**WRITTEN PROBLEM:** Quote the records in full and leave their pictures out.

**DATA SHOWN:**
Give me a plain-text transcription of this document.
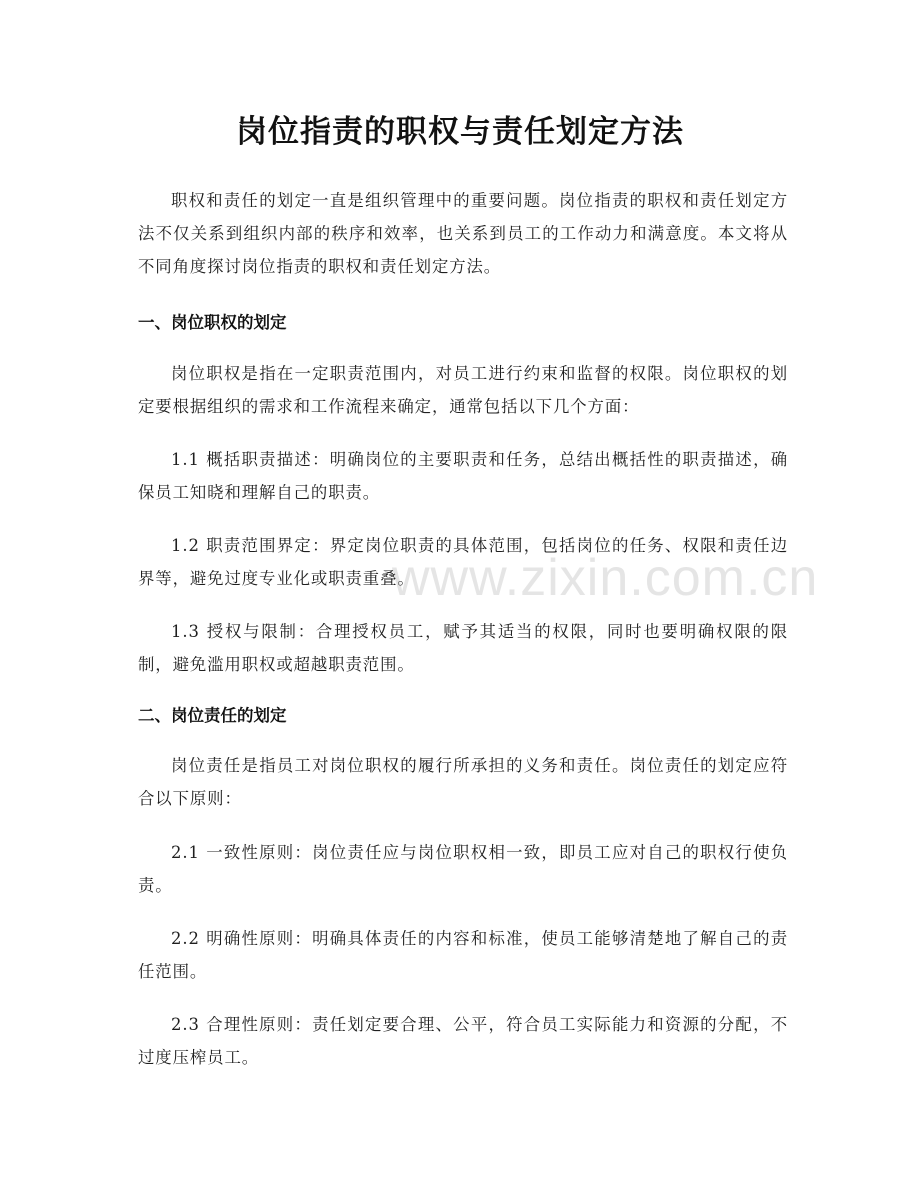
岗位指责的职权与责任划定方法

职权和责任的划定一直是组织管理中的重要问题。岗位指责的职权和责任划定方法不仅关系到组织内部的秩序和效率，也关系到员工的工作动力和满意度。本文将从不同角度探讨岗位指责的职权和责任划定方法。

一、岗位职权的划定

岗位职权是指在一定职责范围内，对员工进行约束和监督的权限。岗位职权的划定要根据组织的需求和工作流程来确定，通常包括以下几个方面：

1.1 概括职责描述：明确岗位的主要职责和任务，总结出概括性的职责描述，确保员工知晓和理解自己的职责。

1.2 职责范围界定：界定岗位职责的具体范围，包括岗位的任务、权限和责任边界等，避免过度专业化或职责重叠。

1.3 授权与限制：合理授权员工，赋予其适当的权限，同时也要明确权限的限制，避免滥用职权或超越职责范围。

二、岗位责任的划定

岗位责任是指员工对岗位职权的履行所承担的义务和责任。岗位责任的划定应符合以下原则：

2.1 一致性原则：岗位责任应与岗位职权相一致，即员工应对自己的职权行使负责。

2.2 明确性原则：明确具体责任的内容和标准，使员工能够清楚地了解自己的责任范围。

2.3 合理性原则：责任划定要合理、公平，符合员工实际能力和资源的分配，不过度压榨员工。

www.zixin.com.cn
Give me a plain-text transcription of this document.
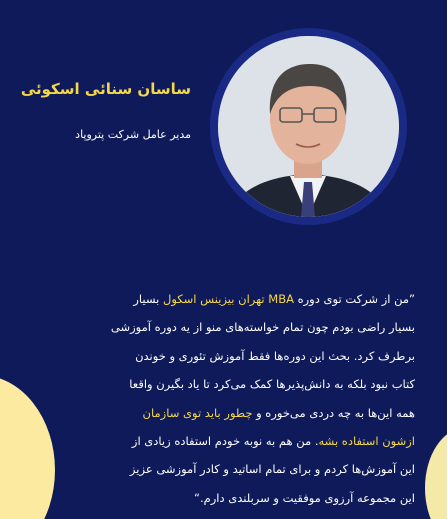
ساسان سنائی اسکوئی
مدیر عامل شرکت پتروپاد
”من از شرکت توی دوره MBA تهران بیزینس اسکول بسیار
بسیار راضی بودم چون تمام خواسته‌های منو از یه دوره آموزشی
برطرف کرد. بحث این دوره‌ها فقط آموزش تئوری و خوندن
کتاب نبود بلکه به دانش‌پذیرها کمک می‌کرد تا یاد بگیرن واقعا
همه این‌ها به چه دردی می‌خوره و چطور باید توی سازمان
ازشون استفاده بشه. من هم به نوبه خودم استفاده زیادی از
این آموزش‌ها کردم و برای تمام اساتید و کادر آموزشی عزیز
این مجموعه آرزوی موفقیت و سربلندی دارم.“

**THE SOLUTION:**
Give me a plain-text transcription of this document.
岗位指责的职权与责任划定方法

职权和责任的划定一直是组织管理中的重要问题。岗位指责的职权和责任划定方法不仅关系到组织内部的秩序和效率，也关系到员工的工作动力和满意度。本文将从不同角度探讨岗位指责的职权和责任划定方法。

一、岗位职权的划定

岗位职权是指在一定职责范围内，对员工进行约束和监督的权限。岗位职权的划定要根据组织的需求和工作流程来确定，通常包括以下几个方面：

1.1 概括职责描述：明确岗位的主要职责和任务，总结出概括性的职责描述，确保员工知晓和理解自己的职责。

1.2 职责范围界定：界定岗位职责的具体范围，包括岗位的任务、权限和责任边界等，避免过度专业化或职责重叠。

1.3 授权与限制：合理授权员工，赋予其适当的权限，同时也要明确权限的限制，避免滥用职权或超越职责范围。

二、岗位责任的划定

岗位责任是指员工对岗位职权的履行所承担的义务和责任。岗位责任的划定应符合以下原则：

2.1 一致性原则：岗位责任应与岗位职权相一致，即员工应对自己的职权行使负责。

2.2 明确性原则：明确具体责任的内容和标准，使员工能够清楚地了解自己的责任范围。

2.3 合理性原则：责任划定要合理、公平，符合员工实际能力和资源的分配，不过度压榨员工。

www.zixin.com.cn
Give me a plain-text transcription of this document.
ساسان سنائی اسکوئی
مدیر عامل شرکت پتروپاد
”من از شرکت توی دوره MBA تهران بیزینس اسکول بسیار
بسیار راضی بودم چون تمام خواسته‌های منو از یه دوره آموزشی
برطرف کرد. بحث این دوره‌ها فقط آموزش تئوری و خوندن
کتاب نبود بلکه به دانش‌پذیرها کمک می‌کرد تا یاد بگیرن واقعا
همه این‌ها به چه دردی می‌خوره و چطور باید توی سازمان
ازشون استفاده بشه. من هم به نوبه خودم استفاده زیادی از
این آموزش‌ها کردم و برای تمام اساتید و کادر آموزشی عزیز
این مجموعه آرزوی موفقیت و سربلندی دارم.“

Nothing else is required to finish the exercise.